------ Exercise inputs

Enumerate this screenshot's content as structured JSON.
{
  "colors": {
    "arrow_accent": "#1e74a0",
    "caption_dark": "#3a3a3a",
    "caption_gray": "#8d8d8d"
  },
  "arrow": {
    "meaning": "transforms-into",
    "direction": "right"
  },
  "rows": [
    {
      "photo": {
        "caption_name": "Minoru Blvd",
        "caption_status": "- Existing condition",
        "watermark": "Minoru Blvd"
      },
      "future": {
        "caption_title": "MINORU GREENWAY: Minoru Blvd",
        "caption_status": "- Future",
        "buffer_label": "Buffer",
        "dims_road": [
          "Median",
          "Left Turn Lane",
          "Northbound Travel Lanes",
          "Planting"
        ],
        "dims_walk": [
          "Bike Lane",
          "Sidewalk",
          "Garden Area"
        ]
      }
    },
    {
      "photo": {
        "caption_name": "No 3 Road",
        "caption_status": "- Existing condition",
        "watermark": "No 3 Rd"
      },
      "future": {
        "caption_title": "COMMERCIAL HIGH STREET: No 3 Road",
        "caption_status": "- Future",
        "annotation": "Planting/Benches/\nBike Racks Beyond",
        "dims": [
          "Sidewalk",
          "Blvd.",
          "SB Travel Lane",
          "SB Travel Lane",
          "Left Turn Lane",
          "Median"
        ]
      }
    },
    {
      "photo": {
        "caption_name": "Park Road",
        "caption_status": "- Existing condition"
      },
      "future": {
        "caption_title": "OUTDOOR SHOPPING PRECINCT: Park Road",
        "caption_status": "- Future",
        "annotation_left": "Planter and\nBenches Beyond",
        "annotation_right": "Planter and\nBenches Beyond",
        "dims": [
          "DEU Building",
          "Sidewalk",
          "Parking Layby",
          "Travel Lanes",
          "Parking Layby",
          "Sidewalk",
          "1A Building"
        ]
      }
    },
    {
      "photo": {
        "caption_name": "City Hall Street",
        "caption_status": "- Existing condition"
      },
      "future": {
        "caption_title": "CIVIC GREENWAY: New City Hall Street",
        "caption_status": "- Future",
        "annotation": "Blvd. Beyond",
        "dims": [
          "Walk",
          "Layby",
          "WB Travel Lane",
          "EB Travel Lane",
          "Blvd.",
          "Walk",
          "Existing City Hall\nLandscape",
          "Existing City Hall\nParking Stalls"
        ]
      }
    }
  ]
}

------------

### [Exercise task]
Write the material out again in its entirety, exactly as shown.

### [Exercise output]
Enumerate this screenshot's content as structured JSON.
{
  "colors": {
    "arrow_accent": "#1e74a0",
    "caption_dark": "#3a3a3a",
    "caption_gray": "#8d8d8d"
  },
  "arrow": {
    "meaning": "transforms-into",
    "direction": "right"
  },
  "rows": [
    {
      "photo": {
        "caption_name": "Minoru Blvd",
        "caption_status": "- Existing condition",
        "watermark": "Minoru Blvd"
      },
      "future": {
        "caption_title": "MINORU GREENWAY: Minoru Blvd",
        "caption_status": "- Future",
        "buffer_label": "Buffer",
        "dims_road": [
          "Median",
          "Left Turn Lane",
          "Northbound Travel Lanes",
          "Planting"
        ],
        "dims_walk": [
          "Bike Lane",
          "Sidewalk",
          "Garden Area"
        ]
      }
    },
    {
      "photo": {
        "caption_name": "No 3 Road",
        "caption_status": "- Existing condition",
        "watermark": "No 3 Rd"
      },
      "future": {
        "caption_title": "COMMERCIAL HIGH STREET: No 3 Road",
        "caption_status": "- Future",
        "annotation": "Planting/Benches/\nBike Racks Beyond",
        "dims": [
          "Sidewalk",
          "Blvd.",
          "SB Travel Lane",
          "SB Travel Lane",
          "Left Turn Lane",
          "Median"
        ]
      }
    },
    {
      "photo": {
        "caption_name": "Park Road",
        "caption_status": "- Existing condition"
      },
      "future": {
        "caption_title": "OUTDOOR SHOPPING PRECINCT: Park Road",
        "caption_status": "- Future",
        "annotation_left": "Planter and\nBenches Beyond",
        "annotation_right": "Planter and\nBenches Beyond",
        "dims": [
          "DEU Building",
          "Sidewalk",
          "Parking Layby",
          "Travel Lanes",
          "Parking Layby",
          "Sidewalk",
          "1A Building"
        ]
      }
    },
    {
      "photo": {
        "caption_name": "City Hall Street",
        "caption_status": "- Existing condition"
      },
      "future": {
        "caption_title": "CIVIC GREENWAY: New City Hall Street",
        "caption_status": "- Future",
        "annotation": "Blvd. Beyond",
        "dims": [
          "Walk",
          "Layby",
          "WB Travel Lane",
          "EB Travel Lane",
          "Blvd.",
          "Walk",
          "Existing City Hall\nLandscape",
          "Existing City Hall\nParking Stalls"
        ]
      }
    }
  ]
}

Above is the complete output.